— Begin Page —

From experience I can say that a lot of customers were having trouble designing their networking in a Windows Server 2008 R2 cluster correctly. Problems with 3rd party NIC Teaming, live migration over VM networks, not enough physical adapters, you name it, we’ve seen the most “creative” configurations.

Most customers are stuck in the Windows 2008 R2 thinking pattern. This is understandable as Microsoft strongly recommended that each network in a Windows 2008 R2 Hyper-V cluster had its own dedicated physical NIC in each host.

In Windows Server 2012, NIC Teaming is delivered by Microsoft out of the box. The official term is NIC Teaming, it is also referenced as Load Balancing and Failover (LBFO). NIC Teaming is an integral part of the Windows 2012 operating system. With NIC Teaming you can team multiple NICs into a single interface. You can mix NICs from different vendors, as long as they are physical Ethernet adapters and meet the Windows Logo requirement. The NICs must operate at the same speed. Teaming NICs operating at different speeds is not supported. But flexibility comes with complexity and many choices.

With Hyper-V in Windows Server 2012 it is even possible to create a Hyper-V switch on top of a NIC team. The Hyper-V switch is a full-fledged software based layer 2 switch with features like QOS, port ACLs, 3rd party extensions, resource metering and so on. You can create virtual adapters and attach them to the Hyper-V switch. These developments provide us with the proper tools to create converged fabrics.

What to expect

Usually the first thing tested after initial configuration is copying a large file between two hosts. With a Hyper-V Switch configured on a NIC team composed of two 10Gb adapters you might expect the file to copy with (2 x 10 Gbits / 8 =) 2.5 GBytes per second. When you copy the file you find that actual throughput is a lot lower (about 400 MB/s to 800 MB/s).

The first reaction : it doesn’t work!!

Let me clarify. It’s a little more complicated than just combining two 10Gb NICs and expecting a 2.5 GB/s file copy. It is possible to get these bandwidth results but you need to understand that there are a lot of factors of influence on the actual throughput.

Before we dive in to testing first we will have to look at the choices provided by Windows Server 2012 and how the inner workings of these choices are of influence on the actual bandwidth.

Theory

Transmission Control Protocol

TCP is one of the main protocols in the TCP/IP suite. Transmission Control Protocol (TCP) is a transport protocol (layer 4). TCP provides reliable, ordered delivery of a stream of octets. TCP provides the mechanism to recover from missing or out-of-order packets. Reordering packets generates great impact on the throughput of the connection. Microsoft’s NIC Teaming (or any other serious NIC Teaming solution) will try to keep all packets associated with a single TCP stream on the same NIC to minimize out-of-order packets.

Hardware

There are some NIC hardware functionalities you should be aware of.

Receive side scaling

Receive side scaling (RSS) enables the efficient distribution of network receive processing across multiple processors.

It is possible to specify which processors are used for handling RSS requests. You can check if your current NIC hardware has RSS support by running the following PowerShell Get-SmbServerNetworkInterface

Virtual machine queue

Virtual machine queue (VMQ) creates a dedicated queue on the physical network adapter for each virtual network adapter that requests a queue. Packets that match a queue are placed in that queue. Other packets, along with all multicast and broadcast packets, are placed in the default queue for additional processing in the Hyper-V switch. You should enable VMQ for every virtual machine (and it is enabled by default). The new WS2012 feature, D-VMQ, will automatically assign the queues to the right VMs as needed based on their current activity.

— End Page —
— Begin Data rows —

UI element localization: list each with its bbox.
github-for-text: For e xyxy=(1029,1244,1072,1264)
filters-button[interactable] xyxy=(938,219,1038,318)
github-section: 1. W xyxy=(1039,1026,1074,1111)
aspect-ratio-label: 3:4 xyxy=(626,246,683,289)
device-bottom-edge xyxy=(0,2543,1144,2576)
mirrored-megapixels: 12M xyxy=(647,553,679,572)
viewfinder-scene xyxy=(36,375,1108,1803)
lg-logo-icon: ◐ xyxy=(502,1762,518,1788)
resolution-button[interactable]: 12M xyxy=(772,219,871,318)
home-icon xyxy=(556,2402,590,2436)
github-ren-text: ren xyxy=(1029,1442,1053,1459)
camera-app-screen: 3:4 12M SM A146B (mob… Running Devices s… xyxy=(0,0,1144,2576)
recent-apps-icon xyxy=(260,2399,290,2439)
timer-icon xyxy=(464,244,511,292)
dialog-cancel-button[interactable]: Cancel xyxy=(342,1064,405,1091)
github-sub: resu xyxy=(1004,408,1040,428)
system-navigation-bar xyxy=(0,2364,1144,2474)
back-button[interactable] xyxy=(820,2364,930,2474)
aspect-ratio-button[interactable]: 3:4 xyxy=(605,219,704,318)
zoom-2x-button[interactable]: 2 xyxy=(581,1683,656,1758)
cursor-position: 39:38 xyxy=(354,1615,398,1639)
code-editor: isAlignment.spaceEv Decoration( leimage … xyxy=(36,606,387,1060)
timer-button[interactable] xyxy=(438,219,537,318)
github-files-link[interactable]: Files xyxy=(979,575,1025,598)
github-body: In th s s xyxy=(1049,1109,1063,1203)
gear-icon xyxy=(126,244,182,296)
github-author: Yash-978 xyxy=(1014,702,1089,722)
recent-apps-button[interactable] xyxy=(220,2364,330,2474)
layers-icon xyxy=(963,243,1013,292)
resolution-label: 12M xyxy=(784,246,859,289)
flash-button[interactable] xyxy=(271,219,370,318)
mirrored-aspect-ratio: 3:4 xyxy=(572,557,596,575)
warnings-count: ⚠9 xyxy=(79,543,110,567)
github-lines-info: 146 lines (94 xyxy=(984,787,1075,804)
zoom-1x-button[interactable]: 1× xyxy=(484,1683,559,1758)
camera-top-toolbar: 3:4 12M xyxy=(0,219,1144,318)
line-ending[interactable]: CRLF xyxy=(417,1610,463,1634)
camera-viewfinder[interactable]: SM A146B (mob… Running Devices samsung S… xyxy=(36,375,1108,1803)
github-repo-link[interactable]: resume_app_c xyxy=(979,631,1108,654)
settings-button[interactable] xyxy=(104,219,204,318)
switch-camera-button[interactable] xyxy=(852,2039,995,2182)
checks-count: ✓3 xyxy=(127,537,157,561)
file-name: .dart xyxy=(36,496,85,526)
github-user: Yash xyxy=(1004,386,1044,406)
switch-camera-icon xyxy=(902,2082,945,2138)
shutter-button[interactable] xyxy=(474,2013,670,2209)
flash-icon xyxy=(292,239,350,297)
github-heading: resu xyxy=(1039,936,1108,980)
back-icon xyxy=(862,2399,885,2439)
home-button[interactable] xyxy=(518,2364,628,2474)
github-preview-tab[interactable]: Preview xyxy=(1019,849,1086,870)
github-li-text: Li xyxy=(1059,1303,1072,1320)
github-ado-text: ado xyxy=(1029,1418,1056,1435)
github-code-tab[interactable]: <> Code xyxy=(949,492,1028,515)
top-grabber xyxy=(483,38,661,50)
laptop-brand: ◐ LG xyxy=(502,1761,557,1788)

— End Data rows —

## [Task instructions]
1/ Answer the following questions using the text on NIC Teaming in Windows Server 2012.
(a) Under what other name is NIC Teaming also referenced?
(b) What actual throughput range is reported for the large file copy between two hosts?
(c) Which PowerShell command is given for checking whether NIC hardware supports RSS?
2/ From the text on NIC Teaming in Windows Server 2012, return the passage between "What to expect" and "to 800 MB/s).", inclusive, copied word for word.
3/ Supply the next part of the text on NIC Teaming in Windows Server 2012, beginning after its final sentence.

## [Final answers]
1/
(a) Load Balancing and Failover (LBFO).
(b) About 400 MB/s to 800 MB/s.
(c) Get-SmbServerNetworkInterface.

2/
What to expect

Usually the first thing tested after initial configuration is copying a large file between two hosts. With a Hyper-V Switch configured on a NIC team composed of two 10Gb adapters you might expect the file to copy with (2 x 10 Gbits / 8 =) 2.5 GBytes per second. When you copy the file you find that actual throughput is a lot lower (about 400 MB/s to 800 MB/s).

3/
Note Hyper-threaded CPUs on the same core processor share the same execution engine. RSS and VMQ will ignore hyper-threading.

Receive Side Coalescing

Receive Side Coalescing (RSC) improves the scalability of the servers by reducing the overhead for processing a large amount of network I/O traffic by offloading some of the work to network adapters.

For advanced configuration of these NIC hardware features Microsoft has released a great document on performance tuning guidelines for Windows Server 2012.

NIC Teaming Connection Modes

NIC Teaming has three connection modes that defines how you connect your cabling to the switch and if any configuration on the switches must be made. Failover is one of the basic functionalities of NIC Teaming, but when you connect all physical NICs of the team to a single switch and this switch dies you have no failover. Redundancy in your switching is a critical part of your design and defines the choices you will have to make in connection modes of NIC Teaming.

Several manufacturers today ship multi-chassis switches, i.e., two (or more) switches that behave as though they were a single switch, also known as stacked switches. If you distribute your interfaces across the different chasses of a multi-chassis (stacked) switch you avoid this problem. You still get connection to a single switch, but you don’t have a single point of failure.

Switch independent mode

In Switch independent mode no configuration is required on your physical switches.

In the other two connection modes you need to aggregate multiple physical ports on your switch in to a single logical link. To achieve redundancy in you physical switching infrastructure you can stack two switches and create a logical port across the stacked switches or resort to proprietary protocols like Distributed Trunking (HP) or Multi-Chassis Etherchannel (Cisco).

Static teaming (IEEE 802.3ad draft v1)

In Static teaming mode there is no check for incorrectly plugged cables or other errors. This mode is useful when the preferred bandwidth exceeds a single physical NIC and the switch does not support LACP, but the switch does support static teaming.

LACP (IEEE 802.1ax)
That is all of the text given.